═════ Dataset
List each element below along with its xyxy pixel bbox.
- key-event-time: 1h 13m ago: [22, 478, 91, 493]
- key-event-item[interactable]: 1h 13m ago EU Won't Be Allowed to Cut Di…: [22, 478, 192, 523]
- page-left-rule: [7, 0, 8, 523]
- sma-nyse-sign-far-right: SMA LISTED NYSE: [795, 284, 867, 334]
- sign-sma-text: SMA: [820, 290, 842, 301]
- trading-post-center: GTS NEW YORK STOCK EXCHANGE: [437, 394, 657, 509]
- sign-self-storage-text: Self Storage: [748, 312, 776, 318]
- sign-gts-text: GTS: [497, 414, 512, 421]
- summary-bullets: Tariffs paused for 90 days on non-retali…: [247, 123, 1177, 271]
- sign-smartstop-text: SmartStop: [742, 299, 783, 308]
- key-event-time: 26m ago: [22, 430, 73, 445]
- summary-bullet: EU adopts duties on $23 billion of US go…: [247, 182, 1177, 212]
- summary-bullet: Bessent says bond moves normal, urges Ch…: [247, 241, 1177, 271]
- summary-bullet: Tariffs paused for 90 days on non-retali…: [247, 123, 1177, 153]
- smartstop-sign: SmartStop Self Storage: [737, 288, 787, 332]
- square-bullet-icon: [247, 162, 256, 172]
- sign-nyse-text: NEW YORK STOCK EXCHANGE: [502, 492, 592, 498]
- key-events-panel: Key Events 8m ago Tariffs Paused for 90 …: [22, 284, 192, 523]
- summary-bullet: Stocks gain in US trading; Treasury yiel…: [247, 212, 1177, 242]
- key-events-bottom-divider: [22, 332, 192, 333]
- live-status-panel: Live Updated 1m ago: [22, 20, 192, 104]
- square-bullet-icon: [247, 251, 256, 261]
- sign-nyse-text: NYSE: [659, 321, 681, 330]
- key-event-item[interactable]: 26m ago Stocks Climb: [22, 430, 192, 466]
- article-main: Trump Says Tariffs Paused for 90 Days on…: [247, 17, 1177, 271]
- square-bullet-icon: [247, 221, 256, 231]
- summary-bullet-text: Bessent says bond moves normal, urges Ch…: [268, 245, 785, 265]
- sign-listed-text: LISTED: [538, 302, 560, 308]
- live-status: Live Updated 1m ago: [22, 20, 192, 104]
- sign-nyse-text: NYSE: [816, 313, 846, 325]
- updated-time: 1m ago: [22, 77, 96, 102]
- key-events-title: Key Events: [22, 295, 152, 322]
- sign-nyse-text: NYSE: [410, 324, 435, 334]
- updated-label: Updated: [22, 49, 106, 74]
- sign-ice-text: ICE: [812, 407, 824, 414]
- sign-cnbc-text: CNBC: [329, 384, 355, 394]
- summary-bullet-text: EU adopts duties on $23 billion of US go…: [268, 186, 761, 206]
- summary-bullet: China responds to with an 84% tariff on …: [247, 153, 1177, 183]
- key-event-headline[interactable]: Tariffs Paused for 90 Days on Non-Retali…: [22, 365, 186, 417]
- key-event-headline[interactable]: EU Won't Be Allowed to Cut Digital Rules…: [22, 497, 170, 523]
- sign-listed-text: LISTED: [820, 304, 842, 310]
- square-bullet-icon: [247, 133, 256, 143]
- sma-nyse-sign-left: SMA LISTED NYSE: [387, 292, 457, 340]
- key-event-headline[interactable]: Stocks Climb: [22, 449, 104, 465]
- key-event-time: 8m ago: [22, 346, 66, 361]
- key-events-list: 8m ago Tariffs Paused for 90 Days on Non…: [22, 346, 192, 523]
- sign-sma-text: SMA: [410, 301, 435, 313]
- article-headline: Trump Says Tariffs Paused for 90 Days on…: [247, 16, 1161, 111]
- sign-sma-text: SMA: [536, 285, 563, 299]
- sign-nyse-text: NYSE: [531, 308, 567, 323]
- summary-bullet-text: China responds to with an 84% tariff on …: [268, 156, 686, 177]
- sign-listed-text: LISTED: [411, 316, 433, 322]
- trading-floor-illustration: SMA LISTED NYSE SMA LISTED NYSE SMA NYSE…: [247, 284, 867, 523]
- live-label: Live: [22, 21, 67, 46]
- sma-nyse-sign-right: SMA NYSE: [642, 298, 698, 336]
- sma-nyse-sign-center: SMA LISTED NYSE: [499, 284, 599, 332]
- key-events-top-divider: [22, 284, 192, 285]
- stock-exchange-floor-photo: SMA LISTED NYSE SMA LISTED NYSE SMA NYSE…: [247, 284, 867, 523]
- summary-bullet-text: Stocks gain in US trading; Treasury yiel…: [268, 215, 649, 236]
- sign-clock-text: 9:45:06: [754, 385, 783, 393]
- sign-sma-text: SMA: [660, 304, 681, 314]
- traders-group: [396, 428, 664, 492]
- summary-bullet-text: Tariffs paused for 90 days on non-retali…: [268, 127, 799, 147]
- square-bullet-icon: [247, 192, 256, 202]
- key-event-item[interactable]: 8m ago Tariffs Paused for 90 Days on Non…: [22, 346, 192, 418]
══════════
> [What is required]:
Reproduce the material above word for word, starting at its first line and ending at the line that contains "- trading-post-center: GTS", with both of those lines included.

> [Exercise solution]:
List each element below along with its xyxy pixel bbox.
- key-event-time: 1h 13m ago: [22, 478, 91, 493]
- key-event-item[interactable]: 1h 13m ago EU Won't Be Allowed to Cut Di…: [22, 478, 192, 523]
- page-left-rule: [7, 0, 8, 523]
- sma-nyse-sign-far-right: SMA LISTED NYSE: [795, 284, 867, 334]
- sign-sma-text: SMA: [820, 290, 842, 301]
- trading-post-center: GTS NEW YORK STOCK EXCHANGE: [437, 394, 657, 509]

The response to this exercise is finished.